Instructions to follow: Copy all of the material word for word, except for the pictures.

****

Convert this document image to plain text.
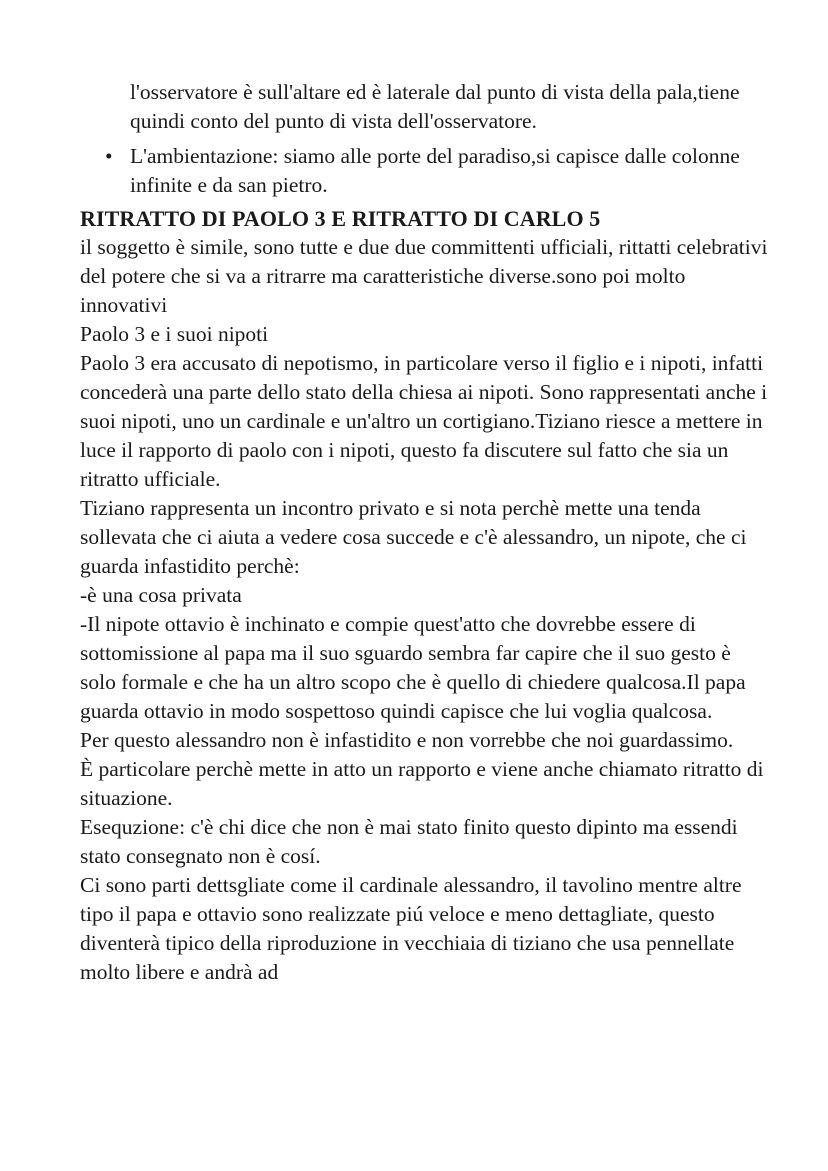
l'osservatore è sull'altare ed è laterale dal punto di vista della pala,tiene quindi conto del punto di vista dell'osservatore.
• L'ambientazione: siamo alle porte del paradiso,si capisce dalle colonne infinite e da san pietro.
RITRATTO DI PAOLO 3 E RITRATTO DI CARLO 5

il soggetto è simile, sono tutte e due due committenti ufficiali, rittatti celebrativi del potere che si va a ritrarre ma caratteristiche diverse.sono poi molto innovativi

Paolo 3 e i suoi nipoti

Paolo 3 era accusato di nepotismo, in particolare verso il figlio e i nipoti, infatti concederà una parte dello stato della chiesa ai nipoti. Sono rappresentati anche i suoi nipoti, uno un cardinale e un'altro un cortigiano.Tiziano riesce a mettere in luce il rapporto di paolo con i nipoti, questo fa discutere sul fatto che sia un ritratto ufficiale.

Tiziano rappresenta un incontro privato e si nota perchè mette una tenda sollevata che ci aiuta a vedere cosa succede e c'è alessandro, un nipote, che ci guarda infastidito perchè:

-è una cosa privata

-Il nipote ottavio è inchinato e compie quest'atto che dovrebbe essere di sottomissione al papa ma il suo sguardo sembra far capire che il suo gesto è solo formale e che ha un altro scopo che è quello di chiedere qualcosa.Il papa guarda ottavio in modo sospettoso quindi capisce che lui voglia qualcosa.

Per questo alessandro non è infastidito e non vorrebbe che noi guardassimo.

È particolare perchè mette in atto un rapporto e viene anche chiamato ritratto di situazione.

Esequzione: c'è chi dice che non è mai stato finito questo dipinto ma essendi stato consegnato non è cosí.

Ci sono parti dettsgliate come il cardinale alessandro, il tavolino mentre altre tipo il papa e ottavio sono realizzate piú veloce e meno dettagliate, questo diventerà tipico della riproduzione in vecchiaia di tiziano che usa pennellate molto libere e andrà ad
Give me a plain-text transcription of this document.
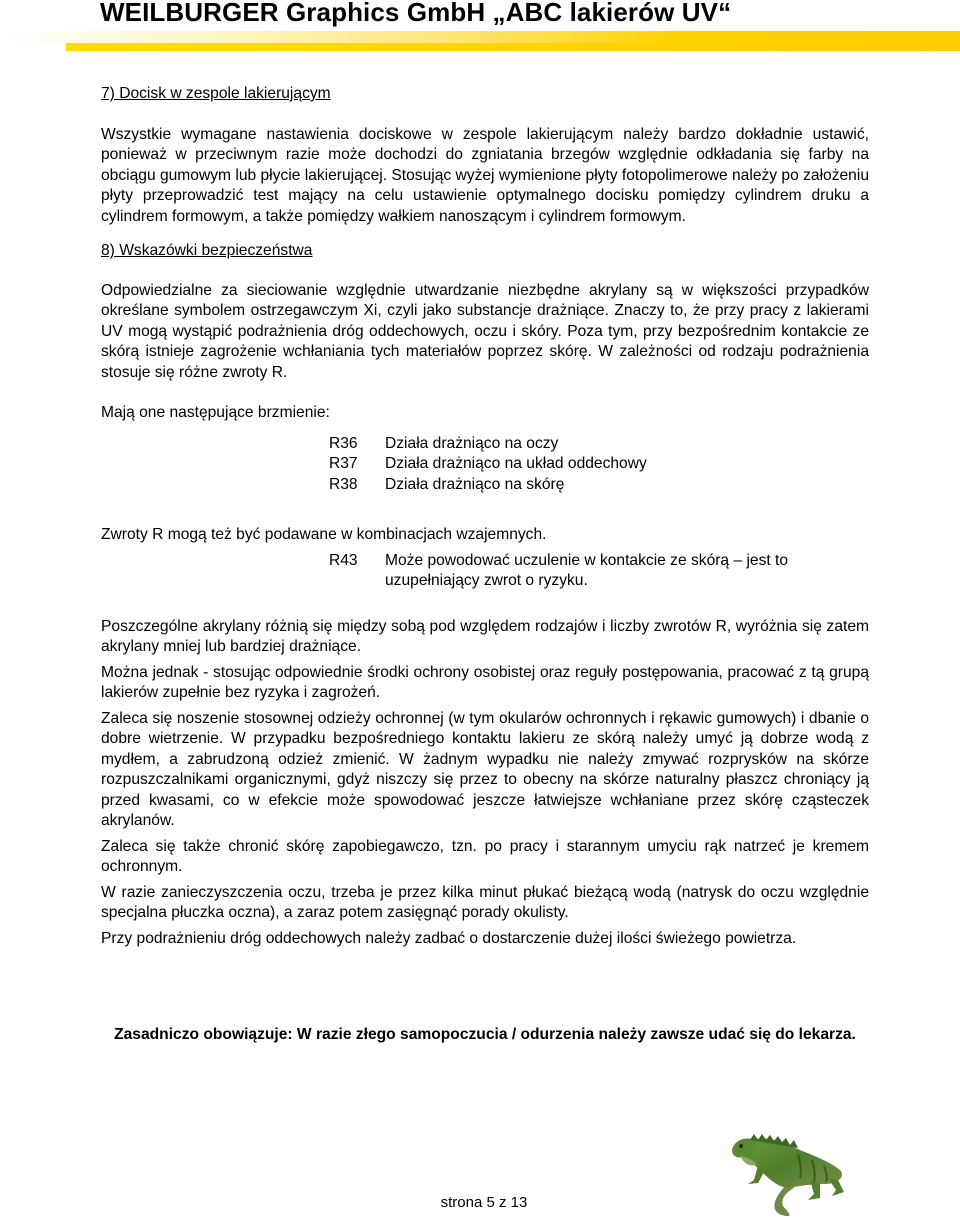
WEILBURGER Graphics GmbH „ABC lakierów UV“

7) Docisk w zespole lakierującym

Wszystkie wymagane nastawienia dociskowe w zespole lakierującym należy bardzo dokładnie ustawić, ponieważ w przeciwnym razie może dochodzi do zgniatania brzegów względnie odkładania się farby na obciągu gumowym lub płycie lakierującej. Stosując wyżej wymienione płyty fotopolimerowe należy po założeniu płyty przeprowadzić test mający na celu ustawienie optymalnego docisku pomiędzy cylindrem druku a cylindrem formowym, a także pomiędzy wałkiem nanoszącym i cylindrem formowym.

8) Wskazówki bezpieczeństwa

Odpowiedzialne za sieciowanie względnie utwardzanie niezbędne akrylany są w większości przypadków określane symbolem ostrzegawczym Xi, czyli jako substancje drażniące. Znaczy to, że przy pracy z lakierami UV mogą wystąpić podrażnienia dróg oddechowych, oczu i skóry. Poza tym, przy bezpośrednim kontakcie ze skórą istnieje zagrożenie wchłaniania tych materiałów poprzez skórę. W zależności od rodzaju podrażnienia stosuje się różne zwroty R.

Mają one następujące brzmienie:

R36	Działa drażniąco na oczy
R37	Działa drażniąco na układ oddechowy
R38	Działa drażniąco na skórę

Zwroty R mogą też być podawane w kombinacjach wzajemnych.

R43	Może powodować uczulenie w kontakcie ze skórą – jest to
uzupełniający zwrot o ryzyku.

Poszczególne akrylany różnią się między sobą pod względem rodzajów i liczby zwrotów R, wyróżnia się zatem akrylany mniej lub bardziej drażniące.

Można jednak - stosując odpowiednie środki ochrony osobistej oraz reguły postępowania, pracować z tą grupą lakierów zupełnie bez ryzyka i zagrożeń.

Zaleca się noszenie stosownej odzieży ochronnej (w tym okularów ochronnych i rękawic gumowych) i dbanie o dobre wietrzenie. W przypadku bezpośredniego kontaktu lakieru ze skórą należy umyć ją dobrze wodą z mydłem, a zabrudzoną odzież zmienić. W żadnym wypadku nie należy zmywać rozprysków na skórze rozpuszczalnikami organicznymi, gdyż niszczy się przez to obecny na skórze naturalny płaszcz chroniący ją przed kwasami, co w efekcie może spowodować jeszcze łatwiejsze wchłaniane przez skórę cząsteczek akrylanów.

Zaleca się także chronić skórę zapobiegawczo, tzn. po pracy i starannym umyciu rąk natrzeć je kremem ochronnym.

W razie zanieczyszczenia oczu, trzeba je przez kilka minut płukać bieżącą wodą (natrysk do oczu względnie specjalna płuczka oczna), a zaraz potem zasięgnąć porady okulisty.

Przy podrażnieniu dróg oddechowych należy zadbać o dostarczenie dużej ilości świeżego powietrza.

Zasadniczo obowiązuje: W razie złego samopoczucia / odurzenia należy zawsze udać się do lekarza.
strona 5 z 13
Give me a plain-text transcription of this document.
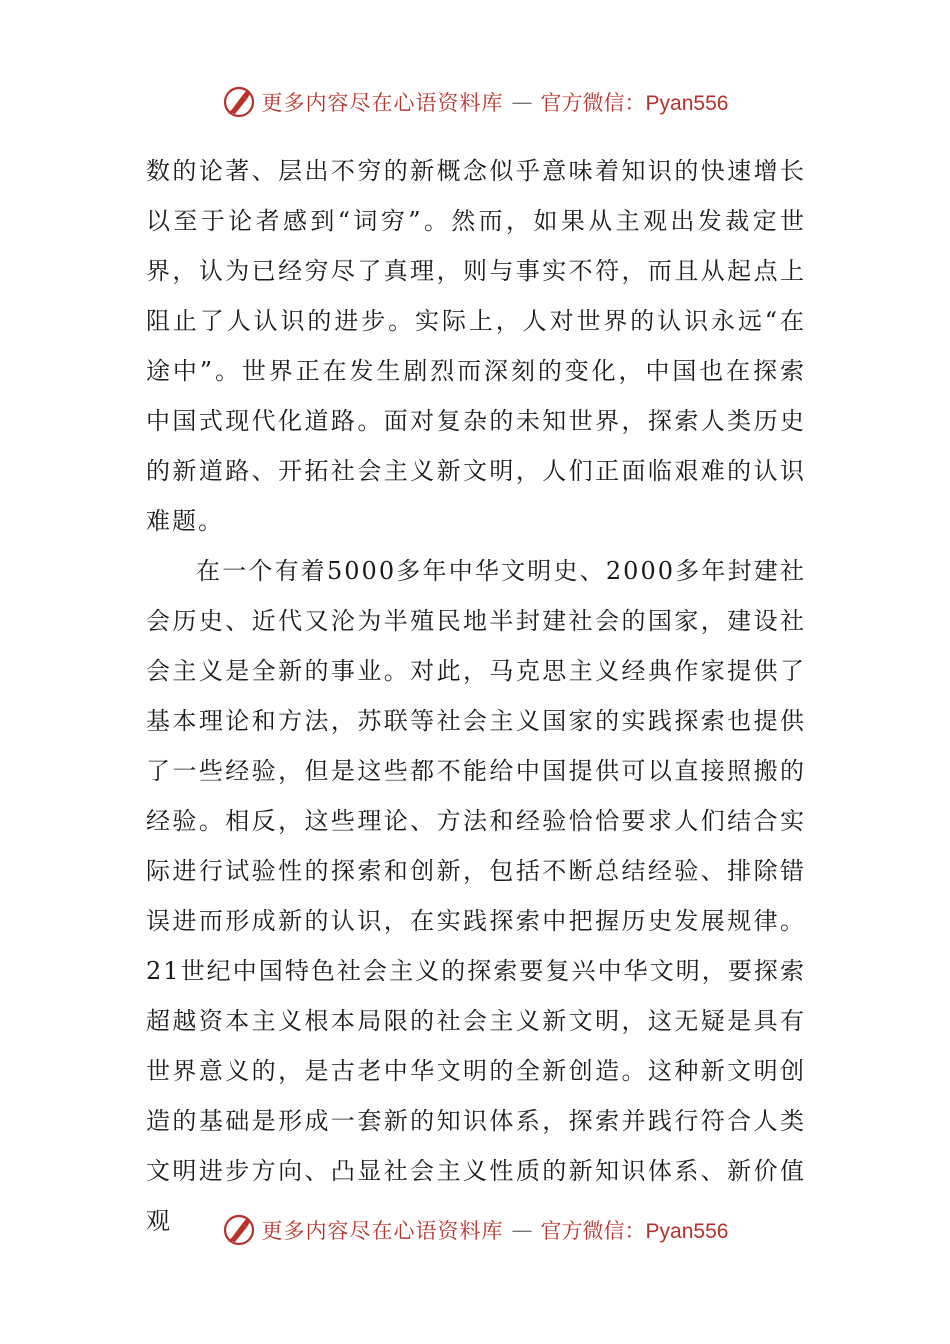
更多内容尽在心语资料库 — 官方微信：Pyan556

数的论著、层出不穷的新概念似乎意味着知识的快速增长以至于论者感到“词穷”。然而，如果从主观出发裁定世界，认为已经穷尽了真理，则与事实不符，而且从起点上阻止了人认识的进步。实际上，人对世界的认识永远“在途中”。世界正在发生剧烈而深刻的变化，中国也在探索中国式现代化道路。面对复杂的未知世界，探索人类历史的新道路、开拓社会主义新文明，人们正面临艰难的认识难题。

在一个有着5000多年中华文明史、2000多年封建社会历史、近代又沦为半殖民地半封建社会的国家，建设社会主义是全新的事业。对此，马克思主义经典作家提供了基本理论和方法，苏联等社会主义国家的实践探索也提供了一些经验，但是这些都不能给中国提供可以直接照搬的经验。相反，这些理论、方法和经验恰恰要求人们结合实际进行试验性的探索和创新，包括不断总结经验、排除错误进而形成新的认识，在实践探索中把握历史发展规律。21世纪中国特色社会主义的探索要复兴中华文明，要探索超越资本主义根本局限的社会主义新文明，这无疑是具有世界意义的，是古老中华文明的全新创造。这种新文明创造的基础是形成一套新的知识体系，探索并践行符合人类文明进步方向、凸显社会主义性质的新知识体系、新价值观	更多内容尽在心语资料库 — 官方微信：Pyan556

****

Result:
Convert this document image to plain text.
l'osservatore è sull'altare ed è laterale dal punto di vista della pala,tiene quindi conto del punto di vista dell'osservatore.
• L'ambientazione: siamo alle porte del paradiso,si capisce dalle colonne infinite e da san pietro.
RITRATTO DI PAOLO 3 E RITRATTO DI CARLO 5

il soggetto è simile, sono tutte e due due committenti ufficiali, rittatti celebrativi del potere che si va a ritrarre ma caratteristiche diverse.sono poi molto innovativi

Paolo 3 e i suoi nipoti

Paolo 3 era accusato di nepotismo, in particolare verso il figlio e i nipoti, infatti concederà una parte dello stato della chiesa ai nipoti. Sono rappresentati anche i suoi nipoti, uno un cardinale e un'altro un cortigiano.Tiziano riesce a mettere in luce il rapporto di paolo con i nipoti, questo fa discutere sul fatto che sia un ritratto ufficiale.

Tiziano rappresenta un incontro privato e si nota perchè mette una tenda sollevata che ci aiuta a vedere cosa succede e c'è alessandro, un nipote, che ci guarda infastidito perchè:

-è una cosa privata

-Il nipote ottavio è inchinato e compie quest'atto che dovrebbe essere di sottomissione al papa ma il suo sguardo sembra far capire che il suo gesto è solo formale e che ha un altro scopo che è quello di chiedere qualcosa.Il papa guarda ottavio in modo sospettoso quindi capisce che lui voglia qualcosa.

Per questo alessandro non è infastidito e non vorrebbe che noi guardassimo.

È particolare perchè mette in atto un rapporto e viene anche chiamato ritratto di situazione.

Esequzione: c'è chi dice che non è mai stato finito questo dipinto ma essendi stato consegnato non è cosí.

Ci sono parti dettsgliate come il cardinale alessandro, il tavolino mentre altre tipo il papa e ottavio sono realizzate piú veloce e meno dettagliate, questo diventerà tipico della riproduzione in vecchiaia di tiziano che usa pennellate molto libere e andrà ad
Give me a plain-text transcription of this document.
WEILBURGER Graphics GmbH „ABC lakierów UV“

7) Docisk w zespole lakierującym

Wszystkie wymagane nastawienia dociskowe w zespole lakierującym należy bardzo dokładnie ustawić, ponieważ w przeciwnym razie może dochodzi do zgniatania brzegów względnie odkładania się farby na obciągu gumowym lub płycie lakierującej. Stosując wyżej wymienione płyty fotopolimerowe należy po założeniu płyty przeprowadzić test mający na celu ustawienie optymalnego docisku pomiędzy cylindrem druku a cylindrem formowym, a także pomiędzy wałkiem nanoszącym i cylindrem formowym.

8) Wskazówki bezpieczeństwa

Odpowiedzialne za sieciowanie względnie utwardzanie niezbędne akrylany są w większości przypadków określane symbolem ostrzegawczym Xi, czyli jako substancje drażniące. Znaczy to, że przy pracy z lakierami UV mogą wystąpić podrażnienia dróg oddechowych, oczu i skóry. Poza tym, przy bezpośrednim kontakcie ze skórą istnieje zagrożenie wchłaniania tych materiałów poprzez skórę. W zależności od rodzaju podrażnienia stosuje się różne zwroty R.

Mają one następujące brzmienie:

R36	Działa drażniąco na oczy
R37	Działa drażniąco na układ oddechowy
R38	Działa drażniąco na skórę

Zwroty R mogą też być podawane w kombinacjach wzajemnych.

R43	Może powodować uczulenie w kontakcie ze skórą – jest to
uzupełniający zwrot o ryzyku.

Poszczególne akrylany różnią się między sobą pod względem rodzajów i liczby zwrotów R, wyróżnia się zatem akrylany mniej lub bardziej drażniące.

Można jednak - stosując odpowiednie środki ochrony osobistej oraz reguły postępowania, pracować z tą grupą lakierów zupełnie bez ryzyka i zagrożeń.

Zaleca się noszenie stosownej odzieży ochronnej (w tym okularów ochronnych i rękawic gumowych) i dbanie o dobre wietrzenie. W przypadku bezpośredniego kontaktu lakieru ze skórą należy umyć ją dobrze wodą z mydłem, a zabrudzoną odzież zmienić. W żadnym wypadku nie należy zmywać rozprysków na skórze rozpuszczalnikami organicznymi, gdyż niszczy się przez to obecny na skórze naturalny płaszcz chroniący ją przed kwasami, co w efekcie może spowodować jeszcze łatwiejsze wchłaniane przez skórę cząsteczek akrylanów.

Zaleca się także chronić skórę zapobiegawczo, tzn. po pracy i starannym umyciu rąk natrzeć je kremem ochronnym.

W razie zanieczyszczenia oczu, trzeba je przez kilka minut płukać bieżącą wodą (natrysk do oczu względnie specjalna płuczka oczna), a zaraz potem zasięgnąć porady okulisty.

Przy podrażnieniu dróg oddechowych należy zadbać o dostarczenie dużej ilości świeżego powietrza.

Zasadniczo obowiązuje: W razie złego samopoczucia / odurzenia należy zawsze udać się do lekarza.
strona 5 z 13
Give me a plain-text transcription of this document.
更多内容尽在心语资料库 — 官方微信：Pyan556

数的论著、层出不穷的新概念似乎意味着知识的快速增长以至于论者感到“词穷”。然而，如果从主观出发裁定世界，认为已经穷尽了真理，则与事实不符，而且从起点上阻止了人认识的进步。实际上，人对世界的认识永远“在途中”。世界正在发生剧烈而深刻的变化，中国也在探索中国式现代化道路。面对复杂的未知世界，探索人类历史的新道路、开拓社会主义新文明，人们正面临艰难的认识难题。

在一个有着5000多年中华文明史、2000多年封建社会历史、近代又沦为半殖民地半封建社会的国家，建设社会主义是全新的事业。对此，马克思主义经典作家提供了基本理论和方法，苏联等社会主义国家的实践探索也提供了一些经验，但是这些都不能给中国提供可以直接照搬的经验。相反，这些理论、方法和经验恰恰要求人们结合实际进行试验性的探索和创新，包括不断总结经验、排除错误进而形成新的认识，在实践探索中把握历史发展规律。21世纪中国特色社会主义的探索要复兴中华文明，要探索超越资本主义根本局限的社会主义新文明，这无疑是具有世界意义的，是古老中华文明的全新创造。这种新文明创造的基础是形成一套新的知识体系，探索并践行符合人类文明进步方向、凸显社会主义性质的新知识体系、新价值观	更多内容尽在心语资料库 — 官方微信：Pyan556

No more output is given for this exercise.